What is asked. Do not carry the pictures over; copy every other part of the entries exactly.

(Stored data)
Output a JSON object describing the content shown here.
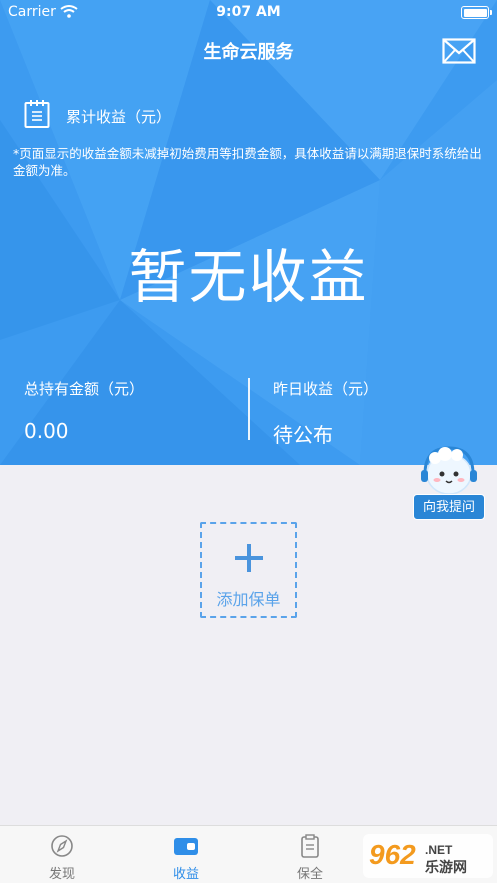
{
  "status_bar": {
    "carrier": "Carrier",
    "time": "9:07 AM"
  },
  "header": {
    "title": "生命云服务"
  },
  "earnings": {
    "cumulative_label": "累计收益（元）",
    "note": "*页面显示的收益金额未减掉初始费用等扣费金额，具体收益请以满期退保时系统给出金额为准。",
    "big_text": "暂无收益"
  },
  "stats": {
    "holding_label": "总持有金额（元）",
    "holding_value": "0.00",
    "yesterday_label": "昨日收益（元）",
    "yesterday_value": "待公布"
  },
  "assistant": {
    "label": "向我提问"
  },
  "add_policy": {
    "label": "添加保单"
  },
  "tabs": [
    {
      "label": "发现",
      "icon": "compass-icon",
      "active": false
    },
    {
      "label": "收益",
      "icon": "wallet-icon",
      "active": true
    },
    {
      "label": "保全",
      "icon": "clipboard-icon",
      "active": false
    }
  ],
  "watermark": {
    "text": "962 乐游网"
  },
  "colors": {
    "primary": "#3d9bf0",
    "active_tab": "#2f8ee8",
    "page_bg": "#f0eff4"
  }
}
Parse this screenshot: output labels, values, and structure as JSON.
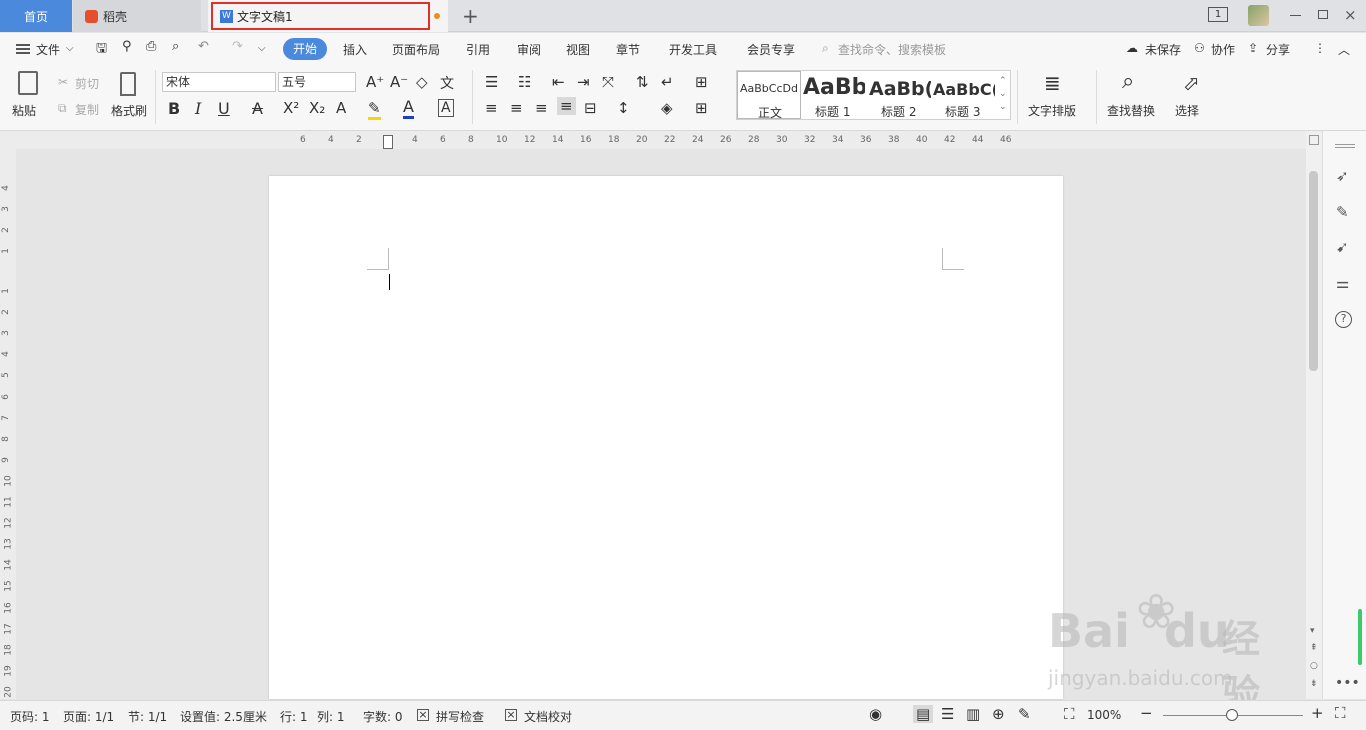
{
  "tabs": {
    "home": "首页",
    "daoke": "稻壳",
    "document": "文字文稿1"
  },
  "menubar": {
    "file": "文件",
    "items": [
      "开始",
      "插入",
      "页面布局",
      "引用",
      "审阅",
      "视图",
      "章节",
      "开发工具",
      "会员专享"
    ],
    "search_placeholder": "查找命令、搜索模板",
    "unsaved": "未保存",
    "collaborate": "协作",
    "share": "分享"
  },
  "ribbon": {
    "paste": "粘贴",
    "cut": "剪切",
    "copy": "复制",
    "format_painter": "格式刷",
    "font_name": "宋体",
    "font_size": "五号",
    "styles": [
      {
        "preview": "AaBbCcDd",
        "label": "正文"
      },
      {
        "preview": "AaBb",
        "label": "标题 1"
      },
      {
        "preview": "AaBb(",
        "label": "标题 2"
      },
      {
        "preview": "AaBbC(",
        "label": "标题 3"
      }
    ],
    "text_layout": "文字排版",
    "find_replace": "查找替换",
    "select": "选择"
  },
  "ruler": {
    "h": [
      "6",
      "4",
      "2",
      "2",
      "4",
      "6",
      "8",
      "10",
      "12",
      "14",
      "16",
      "18",
      "20",
      "22",
      "24",
      "26",
      "28",
      "30",
      "32",
      "34",
      "36",
      "38",
      "40",
      "42",
      "44",
      "46"
    ],
    "v": [
      "4",
      "3",
      "2",
      "1",
      "1",
      "2",
      "3",
      "4",
      "5",
      "6",
      "7",
      "8",
      "9",
      "10",
      "11",
      "12",
      "13",
      "14",
      "15",
      "16",
      "17",
      "18",
      "19",
      "20"
    ]
  },
  "status": {
    "page_code": "页码: 1",
    "pages": "页面: 1/1",
    "section": "节: 1/1",
    "setting": "设置值: 2.5厘米",
    "row": "行: 1",
    "col": "列: 1",
    "word_count": "字数: 0",
    "spell_check": "拼写检查",
    "doc_proof": "文档校对",
    "zoom": "100%"
  },
  "watermark": {
    "brand": "Bai",
    "brand2": "du",
    "cn": "经验",
    "url": "jingyan.baidu.com"
  },
  "colors": {
    "accent": "#4a89dc",
    "highlight_border": "#e0302a",
    "unsaved_dot": "#f08c18",
    "daoke_red": "#e4502e",
    "wps_blue": "#3b78d8"
  }
}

Exercise solution.
Output a JSON object describing the content shown here.
{
  "status_bar": {
    "carrier": "Carrier",
    "time": "9:07 AM"
  },
  "header": {
    "title": "生命云服务"
  },
  "earnings": {
    "cumulative_label": "累计收益（元）",
    "note": "*页面显示的收益金额未减掉初始费用等扣费金额，具体收益请以满期退保时系统给出金额为准。",
    "big_text": "暂无收益"
  },
  "stats": {
    "holding_label": "总持有金额（元）",
    "holding_value": "0.00",
    "yesterday_label": "昨日收益（元）",
    "yesterday_value": "待公布"
  },
  "assistant": {
    "label": "向我提问"
  },
  "add_policy": {
    "label": "添加保单"
  },
  "tabs": [
    {
      "label": "发现",
      "icon": "compass-icon",
      "active": false
    },
    {
      "label": "收益",
      "icon": "wallet-icon",
      "active": true
    },
    {
      "label": "保全",
      "icon": "clipboard-icon",
      "active": false
    }
  ],
  "watermark": {
    "text": "962 乐游网"
  },
  "colors": {
    "primary": "#3d9bf0",
    "active_tab": "#2f8ee8",
    "page_bg": "#f0eff4"
  }
}
Parse this screenshot: output labels, values, and structure as JSON.
{
  "tabs": {
    "home": "首页",
    "daoke": "稻壳",
    "document": "文字文稿1"
  },
  "menubar": {
    "file": "文件",
    "items": [
      "开始",
      "插入",
      "页面布局",
      "引用",
      "审阅",
      "视图",
      "章节",
      "开发工具",
      "会员专享"
    ],
    "search_placeholder": "查找命令、搜索模板",
    "unsaved": "未保存",
    "collaborate": "协作",
    "share": "分享"
  },
  "ribbon": {
    "paste": "粘贴",
    "cut": "剪切",
    "copy": "复制",
    "format_painter": "格式刷",
    "font_name": "宋体",
    "font_size": "五号",
    "styles": [
      {
        "preview": "AaBbCcDd",
        "label": "正文"
      },
      {
        "preview": "AaBb",
        "label": "标题 1"
      },
      {
        "preview": "AaBb(",
        "label": "标题 2"
      },
      {
        "preview": "AaBbC(",
        "label": "标题 3"
      }
    ],
    "text_layout": "文字排版",
    "find_replace": "查找替换",
    "select": "选择"
  },
  "ruler": {
    "h": [
      "6",
      "4",
      "2",
      "2",
      "4",
      "6",
      "8",
      "10",
      "12",
      "14",
      "16",
      "18",
      "20",
      "22",
      "24",
      "26",
      "28",
      "30",
      "32",
      "34",
      "36",
      "38",
      "40",
      "42",
      "44",
      "46"
    ],
    "v": [
      "4",
      "3",
      "2",
      "1",
      "1",
      "2",
      "3",
      "4",
      "5",
      "6",
      "7",
      "8",
      "9",
      "10",
      "11",
      "12",
      "13",
      "14",
      "15",
      "16",
      "17",
      "18",
      "19",
      "20"
    ]
  },
  "status": {
    "page_code": "页码: 1",
    "pages": "页面: 1/1",
    "section": "节: 1/1",
    "setting": "设置值: 2.5厘米",
    "row": "行: 1",
    "col": "列: 1",
    "word_count": "字数: 0",
    "spell_check": "拼写检查",
    "doc_proof": "文档校对",
    "zoom": "100%"
  },
  "watermark": {
    "brand": "Bai",
    "brand2": "du",
    "cn": "经验",
    "url": "jingyan.baidu.com"
  },
  "colors": {
    "accent": "#4a89dc",
    "highlight_border": "#e0302a",
    "unsaved_dot": "#f08c18",
    "daoke_red": "#e4502e",
    "wps_blue": "#3b78d8"
  }
}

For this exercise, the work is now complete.